◆ Provided information:
++++

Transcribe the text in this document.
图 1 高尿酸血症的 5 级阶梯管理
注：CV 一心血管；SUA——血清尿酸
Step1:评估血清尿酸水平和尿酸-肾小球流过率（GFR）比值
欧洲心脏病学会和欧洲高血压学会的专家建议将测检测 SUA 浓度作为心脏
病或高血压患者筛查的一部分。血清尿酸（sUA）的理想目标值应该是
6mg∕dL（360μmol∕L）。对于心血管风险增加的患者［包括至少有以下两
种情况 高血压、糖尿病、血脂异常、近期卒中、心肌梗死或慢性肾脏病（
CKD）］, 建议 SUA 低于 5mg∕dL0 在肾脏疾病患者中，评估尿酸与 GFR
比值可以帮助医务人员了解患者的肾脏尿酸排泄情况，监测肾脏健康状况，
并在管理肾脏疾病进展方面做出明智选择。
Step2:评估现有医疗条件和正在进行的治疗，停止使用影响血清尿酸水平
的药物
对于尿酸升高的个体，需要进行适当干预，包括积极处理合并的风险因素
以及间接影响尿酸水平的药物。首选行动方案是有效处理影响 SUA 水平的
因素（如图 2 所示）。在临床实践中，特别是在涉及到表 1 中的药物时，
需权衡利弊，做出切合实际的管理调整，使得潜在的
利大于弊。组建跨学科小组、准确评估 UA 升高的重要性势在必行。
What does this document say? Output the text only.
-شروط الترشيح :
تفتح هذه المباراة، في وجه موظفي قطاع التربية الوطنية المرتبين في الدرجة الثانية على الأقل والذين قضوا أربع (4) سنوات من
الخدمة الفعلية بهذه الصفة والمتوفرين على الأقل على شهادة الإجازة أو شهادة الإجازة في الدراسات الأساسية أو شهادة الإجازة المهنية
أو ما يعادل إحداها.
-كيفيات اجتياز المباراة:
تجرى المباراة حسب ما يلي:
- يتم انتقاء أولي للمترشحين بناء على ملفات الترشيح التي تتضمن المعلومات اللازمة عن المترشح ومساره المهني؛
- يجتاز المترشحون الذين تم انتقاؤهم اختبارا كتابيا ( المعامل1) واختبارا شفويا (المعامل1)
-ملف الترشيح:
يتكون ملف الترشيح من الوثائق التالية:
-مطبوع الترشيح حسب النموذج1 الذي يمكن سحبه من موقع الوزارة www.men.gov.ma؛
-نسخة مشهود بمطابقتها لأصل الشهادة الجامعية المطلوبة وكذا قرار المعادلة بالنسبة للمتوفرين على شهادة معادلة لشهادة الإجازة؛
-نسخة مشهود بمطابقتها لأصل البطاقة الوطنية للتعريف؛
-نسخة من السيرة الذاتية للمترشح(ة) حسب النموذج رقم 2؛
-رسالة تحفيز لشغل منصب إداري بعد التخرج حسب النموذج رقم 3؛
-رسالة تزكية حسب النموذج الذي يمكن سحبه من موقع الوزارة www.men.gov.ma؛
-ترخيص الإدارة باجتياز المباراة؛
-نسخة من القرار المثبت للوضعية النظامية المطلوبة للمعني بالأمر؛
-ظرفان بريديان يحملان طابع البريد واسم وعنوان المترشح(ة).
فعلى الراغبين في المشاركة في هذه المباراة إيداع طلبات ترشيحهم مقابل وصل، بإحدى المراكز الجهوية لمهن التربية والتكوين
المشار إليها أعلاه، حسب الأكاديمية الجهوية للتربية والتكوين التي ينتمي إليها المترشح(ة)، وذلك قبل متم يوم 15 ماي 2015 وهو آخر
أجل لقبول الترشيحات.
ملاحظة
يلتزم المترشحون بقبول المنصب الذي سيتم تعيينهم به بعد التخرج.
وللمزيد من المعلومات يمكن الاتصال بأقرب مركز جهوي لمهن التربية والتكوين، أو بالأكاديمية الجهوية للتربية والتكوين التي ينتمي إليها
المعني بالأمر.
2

++++

◆ Given problem:
What is the number of lines that hold the string "document"? Give it alone.

◆ Solution below:
2